# WHAT NEEDS TO BE DONE
Show every line from the data below that includes "JSON".

# PROVIDED DATA

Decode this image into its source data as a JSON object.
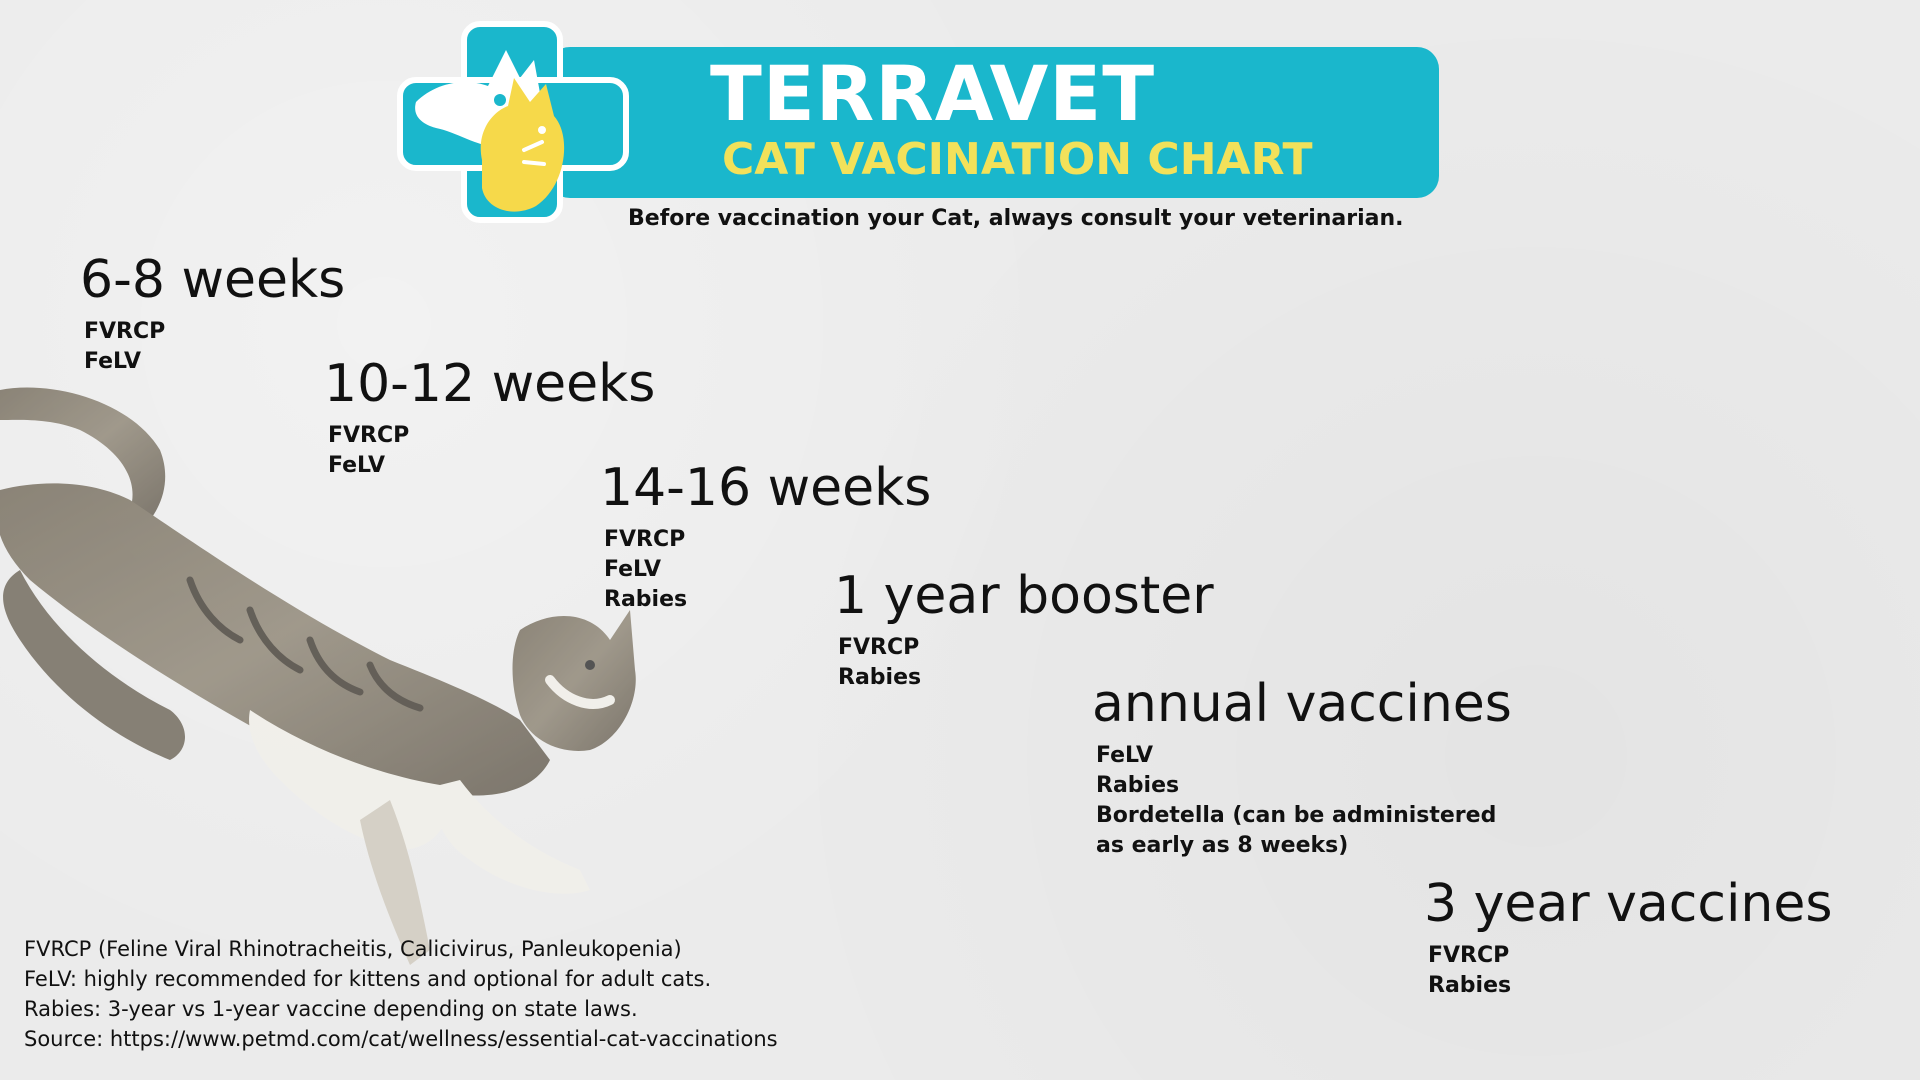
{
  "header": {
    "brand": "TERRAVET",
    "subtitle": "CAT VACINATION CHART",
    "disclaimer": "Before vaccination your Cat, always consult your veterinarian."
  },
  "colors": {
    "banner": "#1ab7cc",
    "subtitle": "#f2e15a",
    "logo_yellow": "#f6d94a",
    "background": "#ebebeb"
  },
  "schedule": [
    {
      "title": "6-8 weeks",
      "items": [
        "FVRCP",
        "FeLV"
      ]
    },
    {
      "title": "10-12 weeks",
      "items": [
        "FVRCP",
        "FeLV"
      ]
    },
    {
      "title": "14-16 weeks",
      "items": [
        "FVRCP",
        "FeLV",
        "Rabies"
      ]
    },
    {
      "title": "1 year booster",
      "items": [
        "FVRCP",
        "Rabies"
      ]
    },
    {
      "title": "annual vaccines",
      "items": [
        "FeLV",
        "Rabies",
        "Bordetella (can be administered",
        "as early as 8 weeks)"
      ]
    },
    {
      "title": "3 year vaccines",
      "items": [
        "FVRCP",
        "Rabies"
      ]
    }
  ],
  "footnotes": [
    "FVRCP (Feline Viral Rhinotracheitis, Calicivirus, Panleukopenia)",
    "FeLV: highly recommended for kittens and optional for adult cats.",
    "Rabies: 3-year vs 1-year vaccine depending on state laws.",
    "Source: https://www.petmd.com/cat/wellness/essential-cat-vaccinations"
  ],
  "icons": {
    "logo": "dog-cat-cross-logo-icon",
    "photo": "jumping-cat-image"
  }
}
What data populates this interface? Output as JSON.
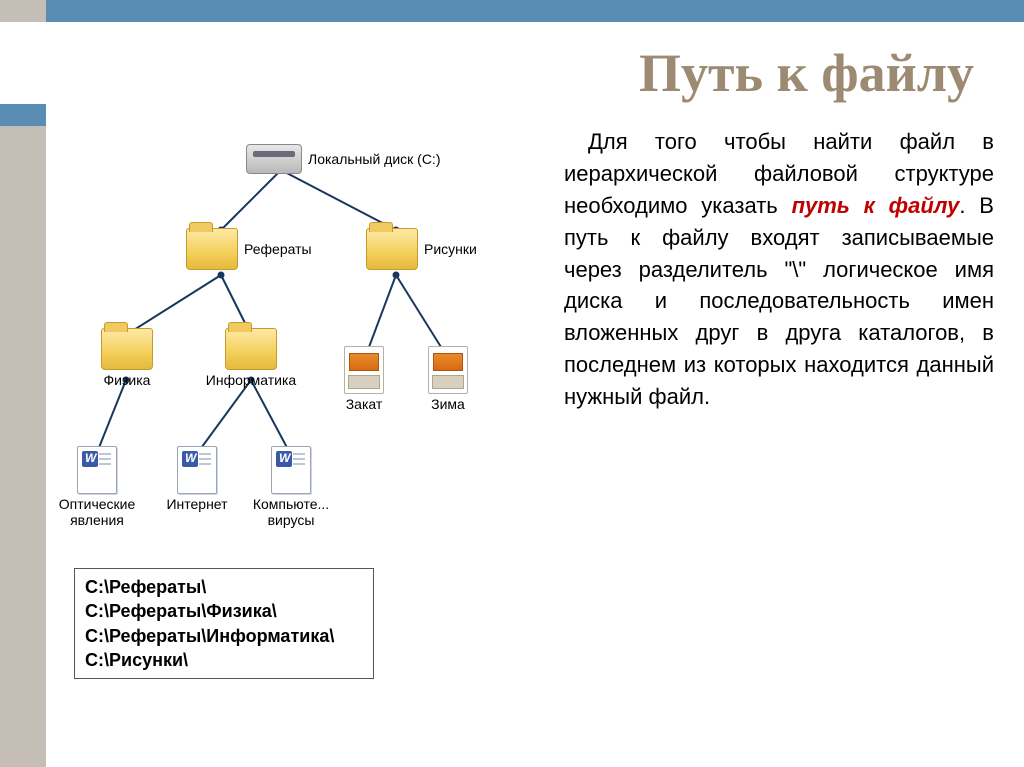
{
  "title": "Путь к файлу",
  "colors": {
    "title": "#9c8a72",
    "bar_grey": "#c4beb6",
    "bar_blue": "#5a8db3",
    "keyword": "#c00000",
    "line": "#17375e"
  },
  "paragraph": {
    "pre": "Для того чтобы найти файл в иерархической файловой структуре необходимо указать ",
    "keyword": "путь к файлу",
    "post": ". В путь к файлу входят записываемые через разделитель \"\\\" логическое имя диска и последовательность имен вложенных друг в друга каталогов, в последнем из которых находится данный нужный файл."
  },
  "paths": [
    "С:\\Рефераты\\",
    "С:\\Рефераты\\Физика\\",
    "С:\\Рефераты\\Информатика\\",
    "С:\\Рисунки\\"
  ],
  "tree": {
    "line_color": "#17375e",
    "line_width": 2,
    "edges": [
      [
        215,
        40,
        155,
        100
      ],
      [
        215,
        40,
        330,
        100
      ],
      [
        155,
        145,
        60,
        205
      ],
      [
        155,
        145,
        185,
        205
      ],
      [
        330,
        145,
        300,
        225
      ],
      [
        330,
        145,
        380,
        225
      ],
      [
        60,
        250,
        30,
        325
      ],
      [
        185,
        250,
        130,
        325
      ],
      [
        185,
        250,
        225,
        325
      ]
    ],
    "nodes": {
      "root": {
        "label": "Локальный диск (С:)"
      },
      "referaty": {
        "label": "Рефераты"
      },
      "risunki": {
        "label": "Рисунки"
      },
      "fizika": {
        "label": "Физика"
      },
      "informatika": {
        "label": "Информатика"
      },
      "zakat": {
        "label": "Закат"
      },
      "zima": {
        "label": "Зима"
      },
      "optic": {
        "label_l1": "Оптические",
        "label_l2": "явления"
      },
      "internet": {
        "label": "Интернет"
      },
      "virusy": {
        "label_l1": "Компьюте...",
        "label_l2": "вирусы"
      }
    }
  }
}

# WORKED SOLUTION
Decode this image into its source data as a JSON object.
What data populates this interface? Output as JSON.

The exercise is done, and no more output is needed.